■ **STATED EXERCISE**: Show every line where "vydání" occurs.

■ **RECORDS FOR THIS TASK**:

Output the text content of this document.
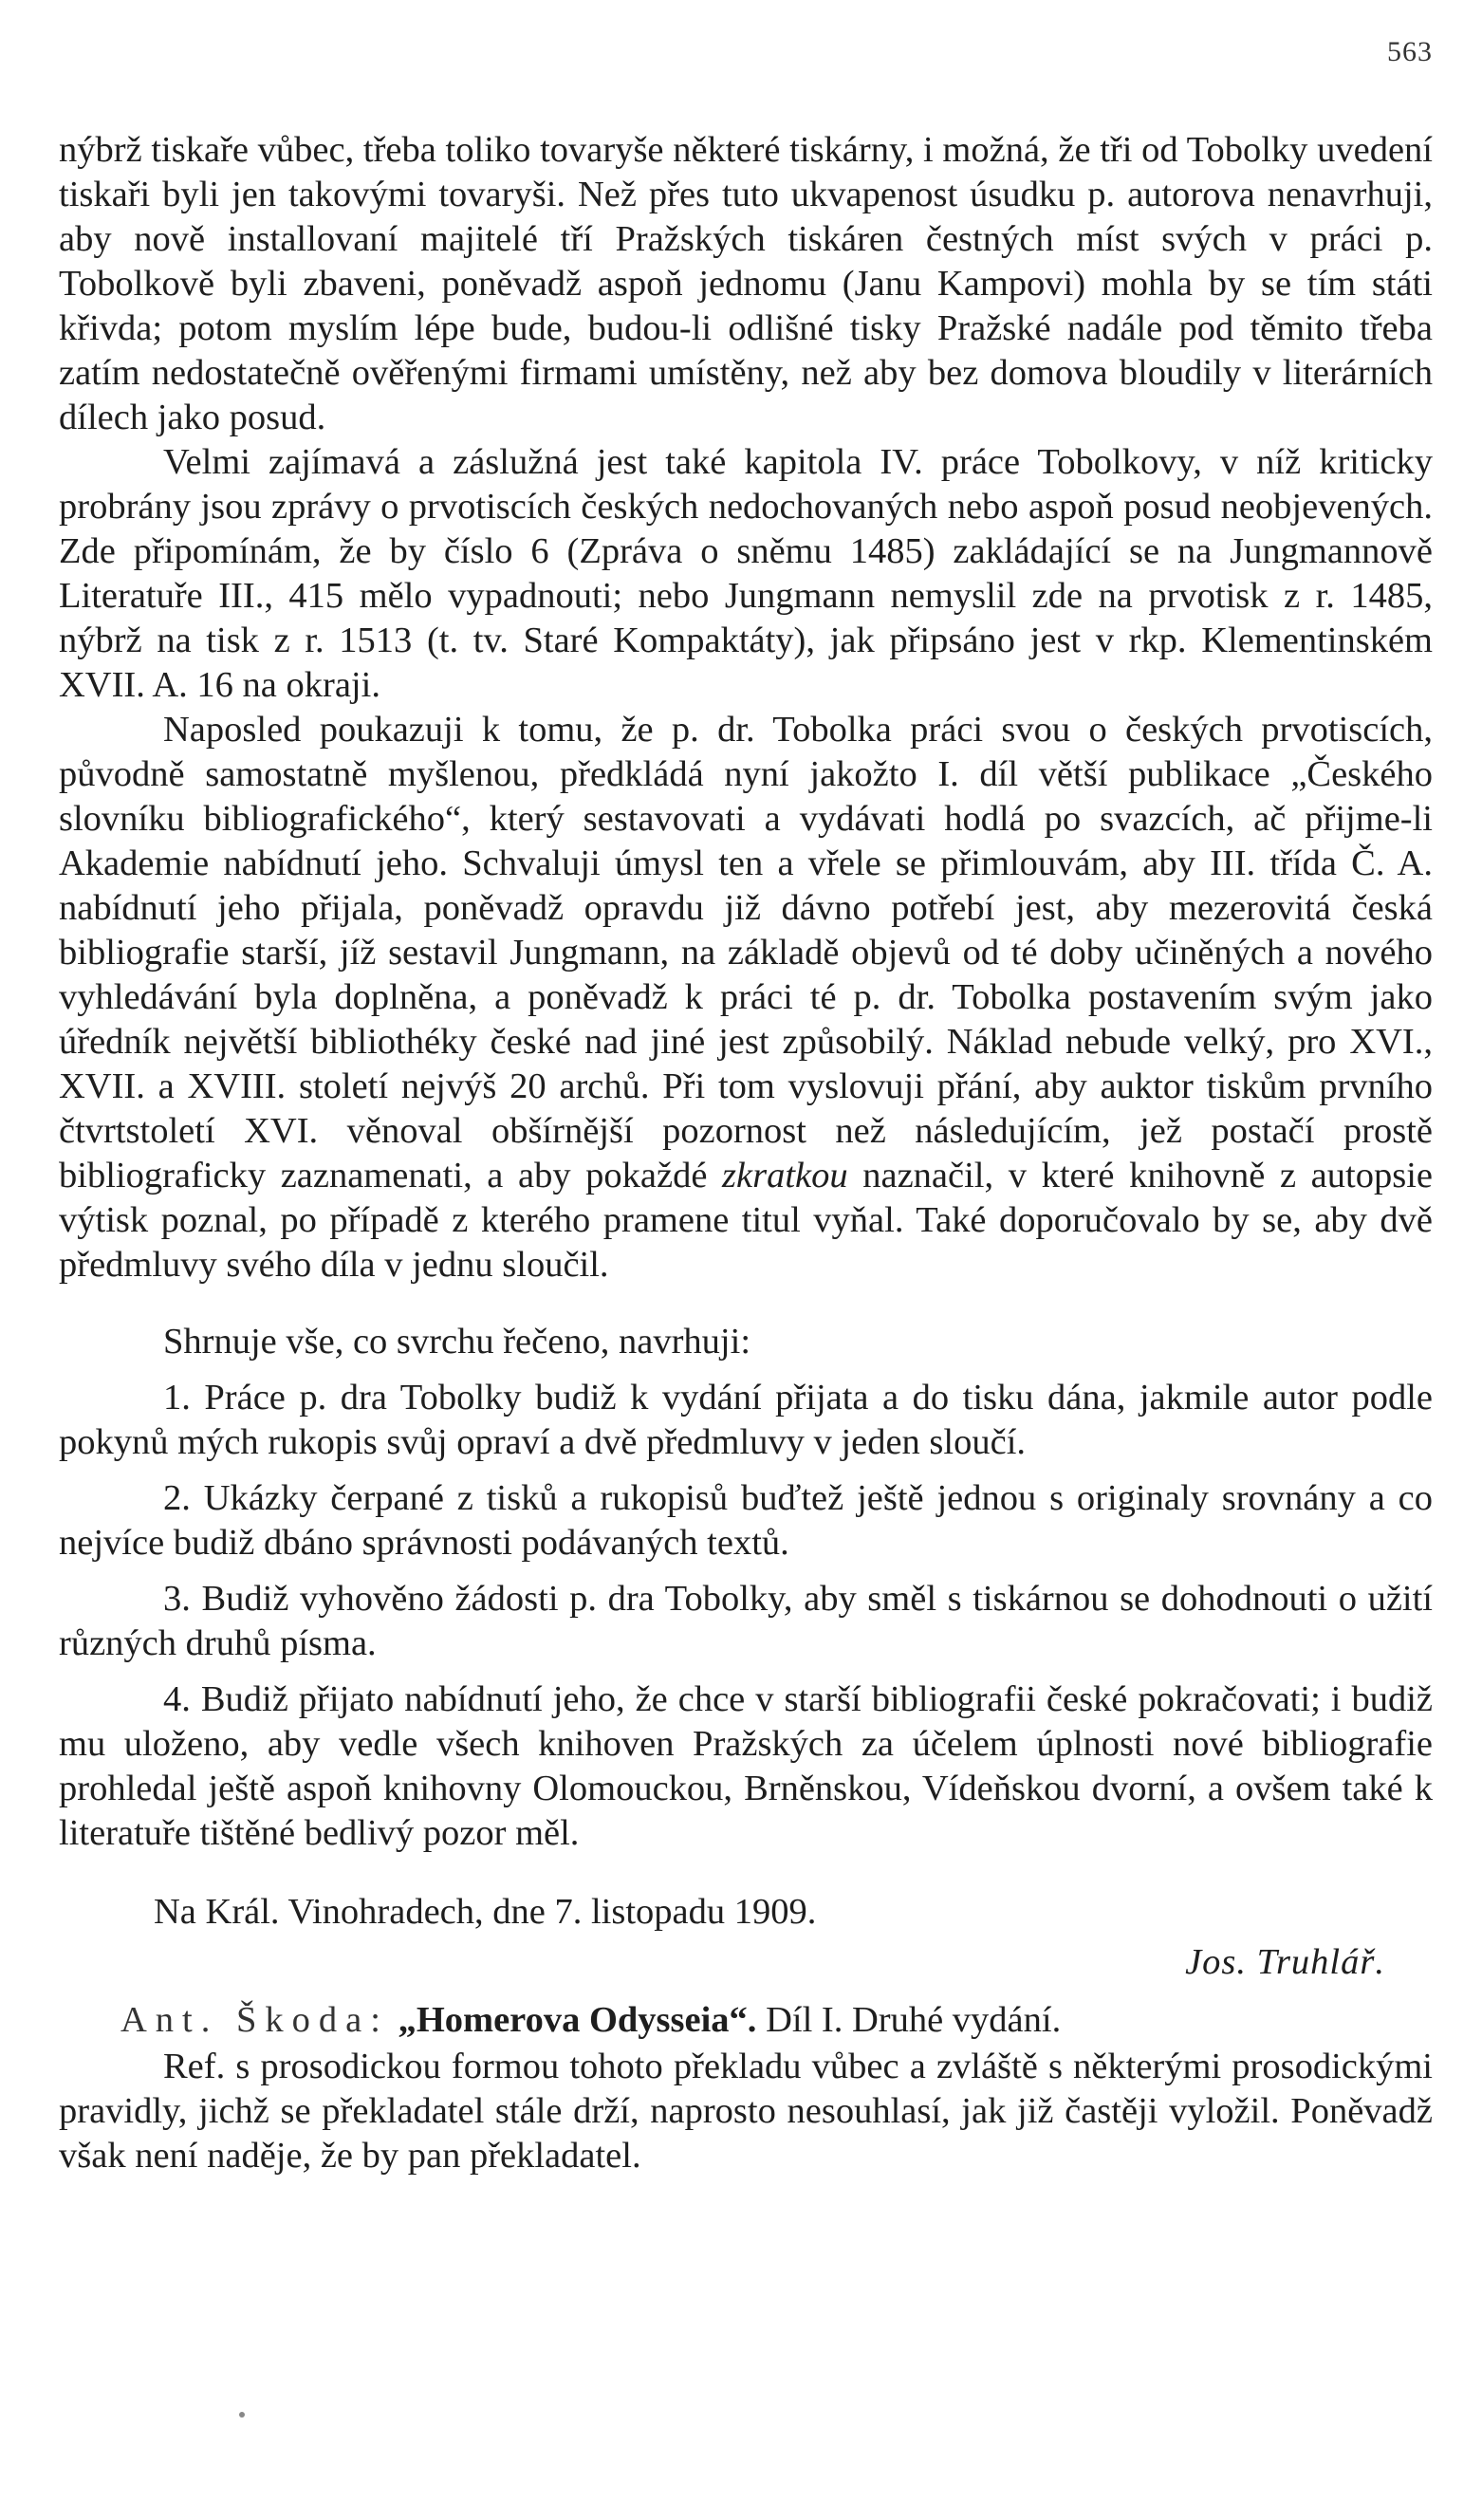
563

nýbrž tiskaře vůbec, třeba toliko tovaryše některé tiskárny, i možná, že tři od Tobolky uvedení tiskaři byli jen takovými tovaryši. Než přes tuto ukvapenost úsudku p. autorova nenavrhuji, aby nově installovaní majitelé tří Pražských tiskáren čestných míst svých v práci p. Tobolkově byli zbaveni, poněvadž aspoň jednomu (Janu Kampovi) mohla by se tím státi křivda; potom myslím lépe bude, budou-li odlišné tisky Pražské nadále pod těmito třeba zatím nedostatečně ověřenými firmami umístěny, než aby bez domova bloudily v literárních dílech jako posud.

Velmi zajímavá a záslužná jest také kapitola IV. práce Tobolkovy, v níž kriticky probrány jsou zprávy o prvotiscích českých nedochovaných nebo aspoň posud neobjevených. Zde připomínám, že by číslo 6 (Zpráva o sněmu 1485) zakládající se na Jungmannově Literatuře III., 415 mělo vypadnouti; nebo Jungmann nemyslil zde na prvotisk z r. 1485, nýbrž na tisk z r. 1513 (t. tv. Staré Kompaktáty), jak připsáno jest v rkp. Klementinském XVII. A. 16 na okraji.

Naposled poukazuji k tomu, že p. dr. Tobolka práci svou o českých prvotiscích, původně samostatně myšlenou, předkládá nyní jakožto I. díl větší publikace „Českého slovníku bibliografického“, který sestavovati a vydávati hodlá po svazcích, ač přijme-li Akademie nabídnutí jeho. Schvaluji úmysl ten a vřele se přimlouvám, aby III. třída Č. A. nabídnutí jeho přijala, poněvadž opravdu již dávno potřebí jest, aby mezerovitá česká bibliografie starší, jíž sestavil Jungmann, na základě objevů od té doby učiněných a nového vyhledávání byla doplněna, a poněvadž k práci té p. dr. Tobolka postavením svým jako úředník největší bibliothéky české nad jiné jest způsobilý. Náklad nebude velký, pro XVI., XVII. a XVIII. století nejvýš 20 archů. Při tom vyslovuji přání, aby auktor tiskům prvního čtvrtstoletí XVI. věnoval obšírnější pozornost než následujícím, jež postačí prostě bibliograficky zaznamenati, a aby pokaždé zkratkou naznačil, v které knihovně z autopsie výtisk poznal, po případě z kterého pramene titul vyňal. Také doporučovalo by se, aby dvě předmluvy svého díla v jednu sloučil.

Shrnuje vše, co svrchu řečeno, navrhuji:

1. Práce p. dra Tobolky budiž k vydání přijata a do tisku dána, jakmile autor podle pokynů mých rukopis svůj opraví a dvě předmluvy v jeden sloučí.

2. Ukázky čerpané z tisků a rukopisů buďtež ještě jednou s originaly srovnány a co nejvíce budiž dbáno správnosti podávaných textů.

3. Budiž vyhověno žádosti p. dra Tobolky, aby směl s tiskárnou se dohodnouti o užití různých druhů písma.

4. Budiž přijato nabídnutí jeho, že chce v starší bibliografii české pokračovati; i budiž mu uloženo, aby vedle všech knihoven Pražských za účelem úplnosti nové bibliografie prohledal ještě aspoň knihovny Olomouckou, Brněnskou, Vídeňskou dvorní, a ovšem také k literatuře tištěné bedlivý pozor měl.

Na Král. Vinohradech, dne 7. listopadu 1909.

Jos. Truhlář.

Ant. Škoda: „Homerova Odysseia“. Díl I. Druhé vydání.

Ref. s prosodickou formou tohoto překladu vůbec a zvláště s některými prosodickými pravidly, jichž se překladatel stále drží, naprosto nesouhlasí, jak již častěji vyložil. Poněvadž však není naděje, že by pan překladatel.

■ **COMPLETED EXERCISE**:
1. Práce p. dra Tobolky budiž k vydání přijata a do tisku dána, jakmile autor podle pokynů mých rukopis svůj opraví a dvě předmluvy v jeden sloučí.
Ant. Škoda: „Homerova Odysseia“. Díl I. Druhé vydání.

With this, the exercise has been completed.